REQUIREMENT:
Write out the listing below again, precisely as it is given.

EXCERPTED RECORDS:
##############################

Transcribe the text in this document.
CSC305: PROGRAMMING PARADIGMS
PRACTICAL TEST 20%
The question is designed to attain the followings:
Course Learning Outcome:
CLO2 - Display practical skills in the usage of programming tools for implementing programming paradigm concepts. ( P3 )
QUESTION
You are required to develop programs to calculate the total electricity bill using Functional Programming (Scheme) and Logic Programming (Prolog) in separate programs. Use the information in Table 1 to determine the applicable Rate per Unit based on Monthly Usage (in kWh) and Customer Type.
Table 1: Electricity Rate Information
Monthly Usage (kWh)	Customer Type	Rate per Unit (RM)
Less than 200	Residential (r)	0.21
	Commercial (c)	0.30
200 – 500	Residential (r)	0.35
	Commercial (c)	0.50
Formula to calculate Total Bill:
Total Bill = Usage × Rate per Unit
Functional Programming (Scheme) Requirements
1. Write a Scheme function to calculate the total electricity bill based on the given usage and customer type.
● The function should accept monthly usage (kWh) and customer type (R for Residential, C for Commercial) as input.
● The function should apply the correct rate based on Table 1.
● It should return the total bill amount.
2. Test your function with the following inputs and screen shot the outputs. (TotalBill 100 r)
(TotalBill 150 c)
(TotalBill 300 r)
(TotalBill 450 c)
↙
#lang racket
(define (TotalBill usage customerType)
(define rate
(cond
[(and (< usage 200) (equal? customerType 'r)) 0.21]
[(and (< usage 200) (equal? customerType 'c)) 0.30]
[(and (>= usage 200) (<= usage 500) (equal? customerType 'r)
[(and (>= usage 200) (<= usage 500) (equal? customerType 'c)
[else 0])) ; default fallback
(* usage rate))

##############################

FULL OUTPUT:
Transcribe the text in this document.
CSC305: PROGRAMMING PARADIGMS
PRACTICAL TEST 20%
The question is designed to attain the followings:
Course Learning Outcome:
CLO2 - Display practical skills in the usage of programming tools for implementing programming paradigm concepts. ( P3 )
QUESTION
You are required to develop programs to calculate the total electricity bill using Functional Programming (Scheme) and Logic Programming (Prolog) in separate programs. Use the information in Table 1 to determine the applicable Rate per Unit based on Monthly Usage (in kWh) and Customer Type.
Table 1: Electricity Rate Information
Monthly Usage (kWh)	Customer Type	Rate per Unit (RM)
Less than 200	Residential (r)	0.21
	Commercial (c)	0.30
200 – 500	Residential (r)	0.35
	Commercial (c)	0.50
Formula to calculate Total Bill:
Total Bill = Usage × Rate per Unit
Functional Programming (Scheme) Requirements
1. Write a Scheme function to calculate the total electricity bill based on the given usage and customer type.
● The function should accept monthly usage (kWh) and customer type (R for Residential, C for Commercial) as input.
● The function should apply the correct rate based on Table 1.
● It should return the total bill amount.
2. Test your function with the following inputs and screen shot the outputs. (TotalBill 100 r)
(TotalBill 150 c)
(TotalBill 300 r)
(TotalBill 450 c)
↙
#lang racket
(define (TotalBill usage customerType)
(define rate
(cond
[(and (< usage 200) (equal? customerType 'r)) 0.21]
[(and (< usage 200) (equal? customerType 'c)) 0.30]
[(and (>= usage 200) (<= usage 500) (equal? customerType 'r)
[(and (>= usage 200) (<= usage 500) (equal? customerType 'c)
[else 0])) ; default fallback
(* usage rate))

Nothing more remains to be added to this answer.